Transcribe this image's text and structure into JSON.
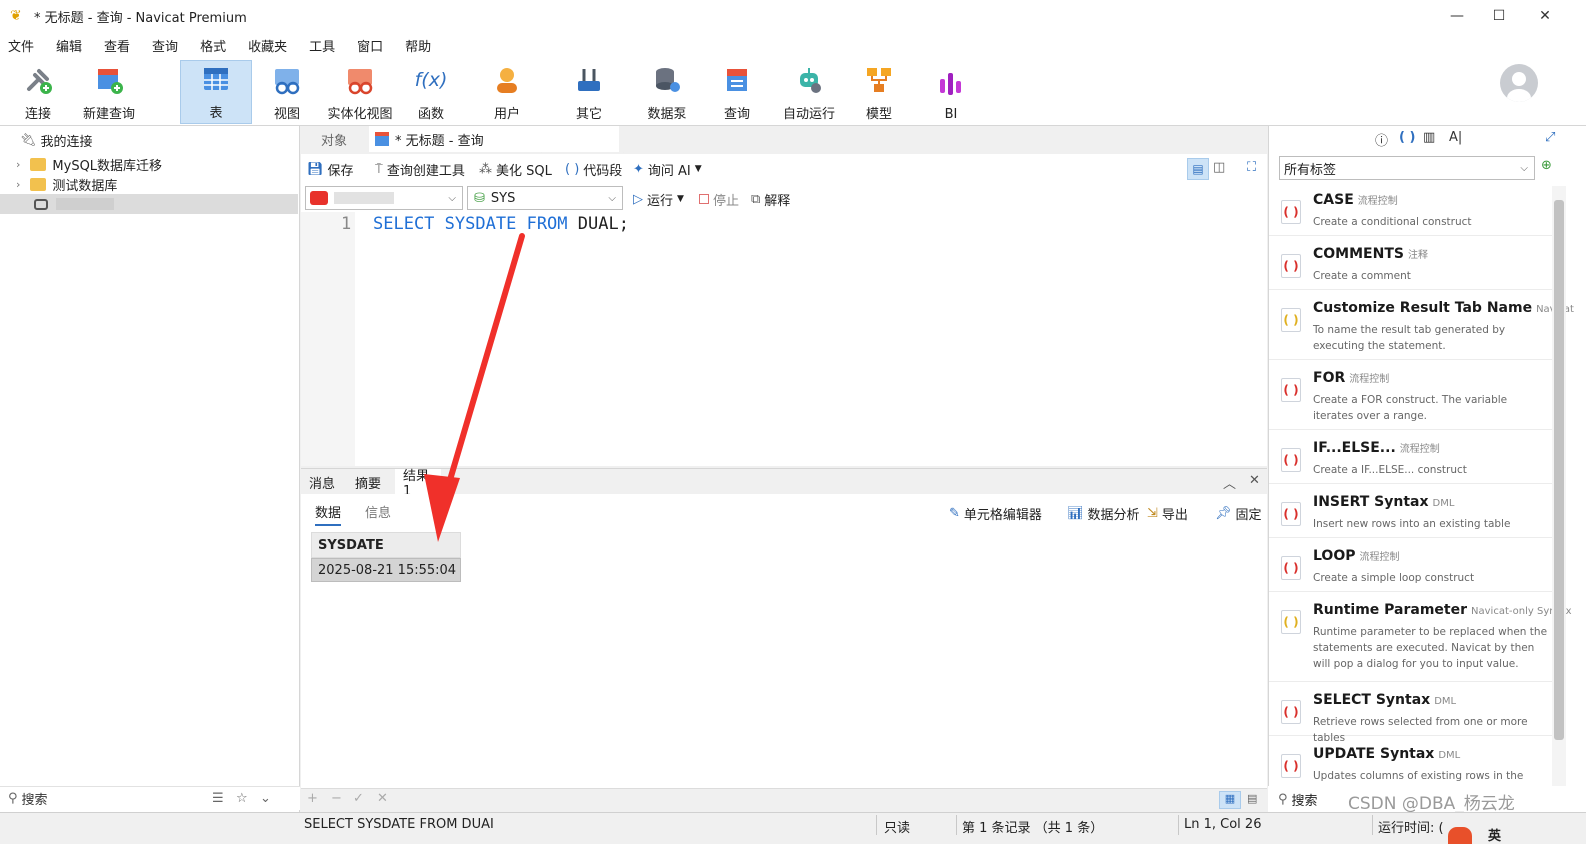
{
  "window": {
    "title": "* 无标题 - 查询 - Navicat Premium",
    "minimize": "—",
    "maximize": "☐",
    "close": "✕"
  },
  "menu": [
    "文件",
    "编辑",
    "查看",
    "查询",
    "格式",
    "收藏夹",
    "工具",
    "窗口",
    "帮助"
  ],
  "toolbar": {
    "connect": "连接",
    "new_query": "新建查询",
    "table": "表",
    "view": "视图",
    "mview": "实体化视图",
    "function": "函数",
    "user": "用户",
    "other": "其它",
    "pump": "数据泵",
    "query": "查询",
    "automation": "自动运行",
    "model": "模型",
    "bi": "BI",
    "fx": "f(x)"
  },
  "navigator": {
    "root": "我的连接",
    "items": [
      "MySQL数据库迁移",
      "测试数据库"
    ],
    "search_placeholder": "搜索"
  },
  "tabs": {
    "objects": "对象",
    "query_tab": "* 无标题 - 查询"
  },
  "query_toolbar": {
    "save": "保存",
    "builder": "查询创建工具",
    "beautify": "美化 SQL",
    "snippet": "代码段",
    "ask_ai": "询问 AI"
  },
  "select_bar": {
    "schema": "SYS",
    "run": "运行",
    "stop": "停止",
    "explain": "解释"
  },
  "editor": {
    "line_number": "1",
    "kw_select": "SELECT",
    "kw_sysdate": "SYSDATE",
    "kw_from": "FROM",
    "rest": "DUAL;"
  },
  "results": {
    "tabs": [
      "消息",
      "摘要",
      "结果 1"
    ],
    "subtabs": [
      "数据",
      "信息"
    ],
    "cell_editor": "单元格编辑器",
    "data_analysis": "数据分析",
    "export": "导出",
    "pin": "固定",
    "column": "SYSDATE",
    "value": "2025-08-21 15:55:04"
  },
  "status": {
    "sql": "SELECT SYSDATE FROM DUAI",
    "readonly": "只读",
    "records": "第 1 条记录 （共 1 条）",
    "position": "Ln 1, Col 26",
    "runtime": "运行时间: (",
    "ime": "英"
  },
  "snippets": {
    "tag_filter": "所有标签",
    "search_placeholder": "搜索",
    "watermark": "CSDN @DBA_杨云龙",
    "items": [
      {
        "title": "CASE",
        "tag": "流程控制",
        "desc": "Create a conditional construct"
      },
      {
        "title": "COMMENTS",
        "tag": "注释",
        "desc": "Create a comment"
      },
      {
        "title": "Customize Result Tab Name",
        "tag": "Navicat",
        "desc": "To name the result tab generated by executing the statement."
      },
      {
        "title": "FOR",
        "tag": "流程控制",
        "desc": "Create a FOR construct. The variable iterates over a range."
      },
      {
        "title": "IF...ELSE...",
        "tag": "流程控制",
        "desc": "Create a IF...ELSE... construct"
      },
      {
        "title": "INSERT Syntax",
        "tag": "DML",
        "desc": "Insert new rows into an existing table"
      },
      {
        "title": "LOOP",
        "tag": "流程控制",
        "desc": "Create a simple loop construct"
      },
      {
        "title": "Runtime Parameter",
        "tag": "Navicat-only Syntax",
        "desc": "Runtime parameter to be replaced when the statements are executed. Navicat by then will pop a dialog for you to input value."
      },
      {
        "title": "SELECT Syntax",
        "tag": "DML",
        "desc": "Retrieve rows selected from one or more tables"
      },
      {
        "title": "UPDATE Syntax",
        "tag": "DML",
        "desc": "Updates columns of existing rows in the named"
      }
    ]
  },
  "colors": {
    "keyword": "#1f6fd6",
    "accent": "#cde3f7",
    "arrow": "#f0302a"
  }
}
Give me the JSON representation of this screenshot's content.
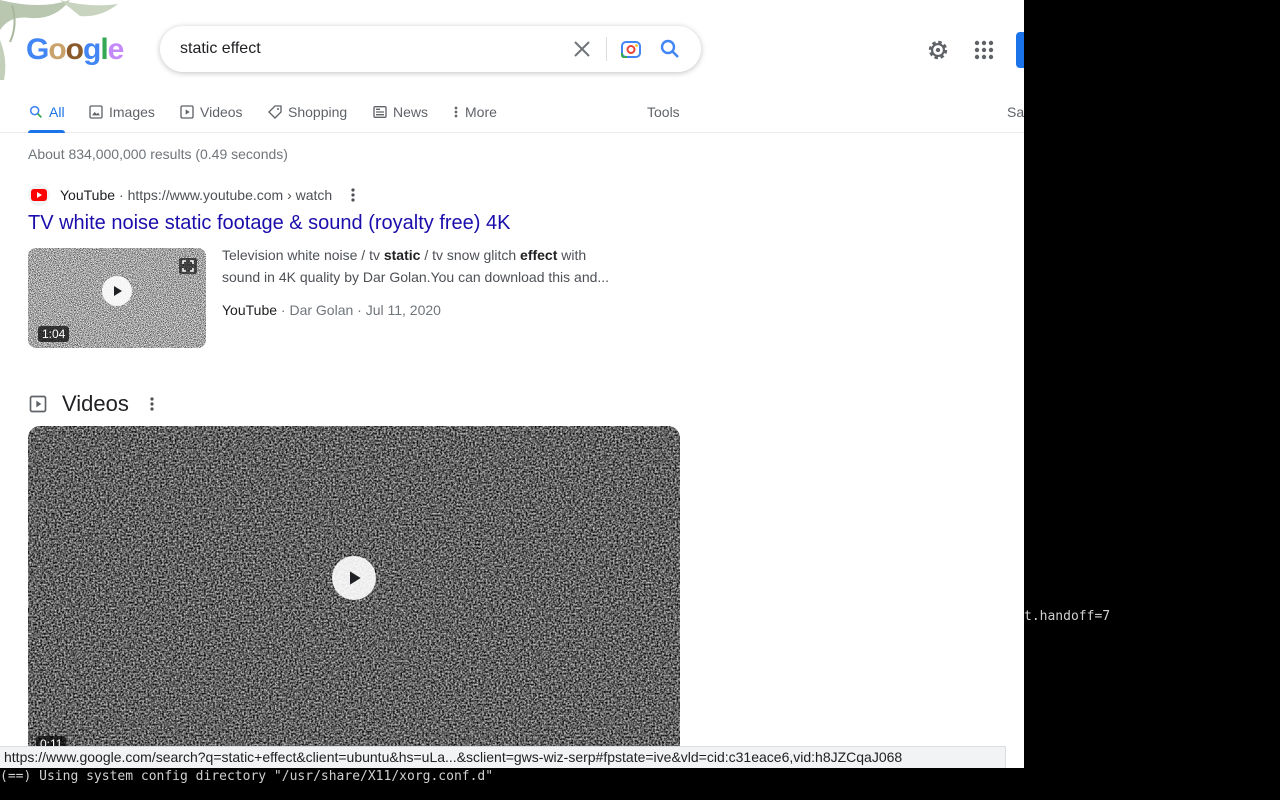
{
  "search": {
    "query": "static effect"
  },
  "tabs": [
    {
      "label": "All",
      "icon": "search-icon",
      "active": true
    },
    {
      "label": "Images",
      "icon": "image-icon"
    },
    {
      "label": "Videos",
      "icon": "video-icon"
    },
    {
      "label": "Shopping",
      "icon": "tag-icon"
    },
    {
      "label": "News",
      "icon": "news-icon"
    },
    {
      "label": "More",
      "icon": "more-vert-icon"
    }
  ],
  "tools_label": "Tools",
  "safesearch_label": "Sa",
  "result_stats": "About 834,000,000 results (0.49 seconds)",
  "result1": {
    "source_name": "YouTube",
    "source_url": "https://www.youtube.com › watch",
    "title": "TV white noise static footage & sound (royalty free) 4K",
    "snippet_parts": [
      "Television white noise / tv ",
      "static",
      " / tv snow glitch ",
      "effect",
      " with sound in 4K quality by Dar Golan.You can download this and..."
    ],
    "duration": "1:04",
    "meta_site": "YouTube",
    "meta_rest": " · Dar Golan · Jul 11, 2020"
  },
  "videos_section": {
    "title": "Videos",
    "first_duration": "0:11"
  },
  "status_url": "https://www.google.com/search?q=static+effect&client=ubuntu&hs=uLa...&sclient=gws-wiz-serp#fpstate=ive&vld=cid:c31eace6,vid:h8JZCqaJ068",
  "terminal": {
    "line_right": "t.handoff=7",
    "line_bottom": "(==) Using system config directory \"/usr/share/X11/xorg.conf.d\""
  },
  "colors": {
    "link": "#1a0dab",
    "accent": "#1a73e8",
    "youtube_red": "#ff0000"
  }
}
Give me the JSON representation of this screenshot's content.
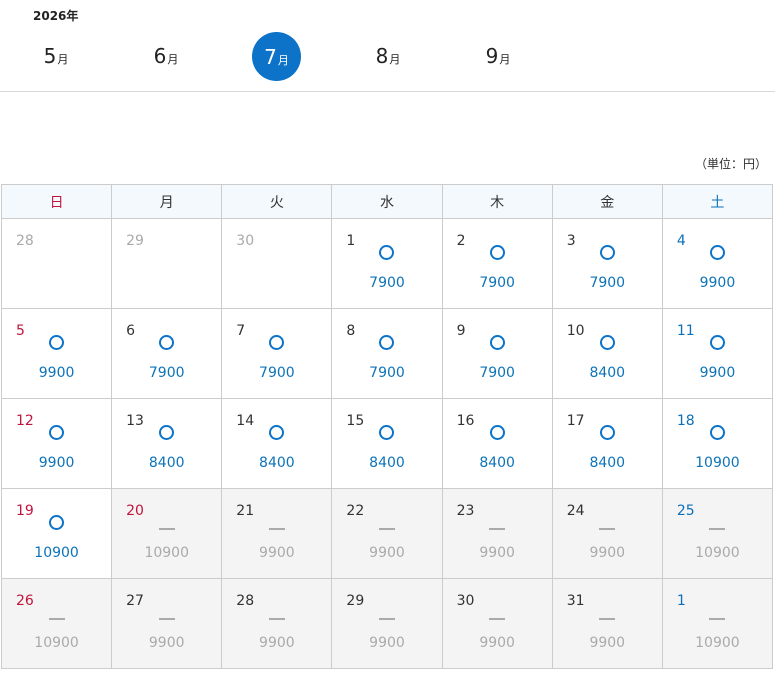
{
  "year": "2026年",
  "months": [
    {
      "num": "5",
      "suffix": "月",
      "active": false
    },
    {
      "num": "6",
      "suffix": "月",
      "active": false
    },
    {
      "num": "7",
      "suffix": "月",
      "active": true
    },
    {
      "num": "8",
      "suffix": "月",
      "active": false
    },
    {
      "num": "9",
      "suffix": "月",
      "active": false
    }
  ],
  "unit": "（単位：円）",
  "weekdays": [
    "日",
    "月",
    "火",
    "水",
    "木",
    "金",
    "土"
  ],
  "symbols": {
    "available": "○",
    "unavailable": "—"
  },
  "colors": {
    "accent": "#0d73c9",
    "sunday": "#c0143c",
    "saturday": "#0d6fb8",
    "muted": "#aaaaaa",
    "closed_bg": "#f4f4f4",
    "header_bg": "#f4f9fd"
  },
  "weeks": [
    [
      {
        "day": "28",
        "other": true,
        "status": "none",
        "price": ""
      },
      {
        "day": "29",
        "other": true,
        "status": "none",
        "price": ""
      },
      {
        "day": "30",
        "other": true,
        "status": "none",
        "price": ""
      },
      {
        "day": "1",
        "status": "available",
        "price": "7900"
      },
      {
        "day": "2",
        "status": "available",
        "price": "7900"
      },
      {
        "day": "3",
        "status": "available",
        "price": "7900"
      },
      {
        "day": "4",
        "status": "available",
        "price": "9900"
      }
    ],
    [
      {
        "day": "5",
        "status": "available",
        "price": "9900"
      },
      {
        "day": "6",
        "status": "available",
        "price": "7900"
      },
      {
        "day": "7",
        "status": "available",
        "price": "7900"
      },
      {
        "day": "8",
        "status": "available",
        "price": "7900"
      },
      {
        "day": "9",
        "status": "available",
        "price": "7900"
      },
      {
        "day": "10",
        "status": "available",
        "price": "8400"
      },
      {
        "day": "11",
        "status": "available",
        "price": "9900"
      }
    ],
    [
      {
        "day": "12",
        "status": "available",
        "price": "9900"
      },
      {
        "day": "13",
        "status": "available",
        "price": "8400"
      },
      {
        "day": "14",
        "status": "available",
        "price": "8400"
      },
      {
        "day": "15",
        "status": "available",
        "price": "8400"
      },
      {
        "day": "16",
        "status": "available",
        "price": "8400"
      },
      {
        "day": "17",
        "status": "available",
        "price": "8400"
      },
      {
        "day": "18",
        "status": "available",
        "price": "10900"
      }
    ],
    [
      {
        "day": "19",
        "status": "available",
        "price": "10900"
      },
      {
        "day": "20",
        "status": "unavailable",
        "price": "10900"
      },
      {
        "day": "21",
        "status": "unavailable",
        "price": "9900"
      },
      {
        "day": "22",
        "status": "unavailable",
        "price": "9900"
      },
      {
        "day": "23",
        "status": "unavailable",
        "price": "9900"
      },
      {
        "day": "24",
        "status": "unavailable",
        "price": "9900"
      },
      {
        "day": "25",
        "status": "unavailable",
        "price": "10900"
      }
    ],
    [
      {
        "day": "26",
        "status": "unavailable",
        "price": "10900"
      },
      {
        "day": "27",
        "status": "unavailable",
        "price": "9900"
      },
      {
        "day": "28",
        "status": "unavailable",
        "price": "9900"
      },
      {
        "day": "29",
        "status": "unavailable",
        "price": "9900"
      },
      {
        "day": "30",
        "status": "unavailable",
        "price": "9900"
      },
      {
        "day": "31",
        "status": "unavailable",
        "price": "9900"
      },
      {
        "day": "1",
        "other_month_next": true,
        "status": "unavailable",
        "price": "10900"
      }
    ]
  ]
}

◆ ◆ ◆ ◆ ◆ ◆ ◆

**Problem details:** Pull out each line of the listing that holds the string "ELSE".

**Answer to the problem:**
        "title": "IF...ELSE...",
        "desc": "Create a IF...ELSE... construct"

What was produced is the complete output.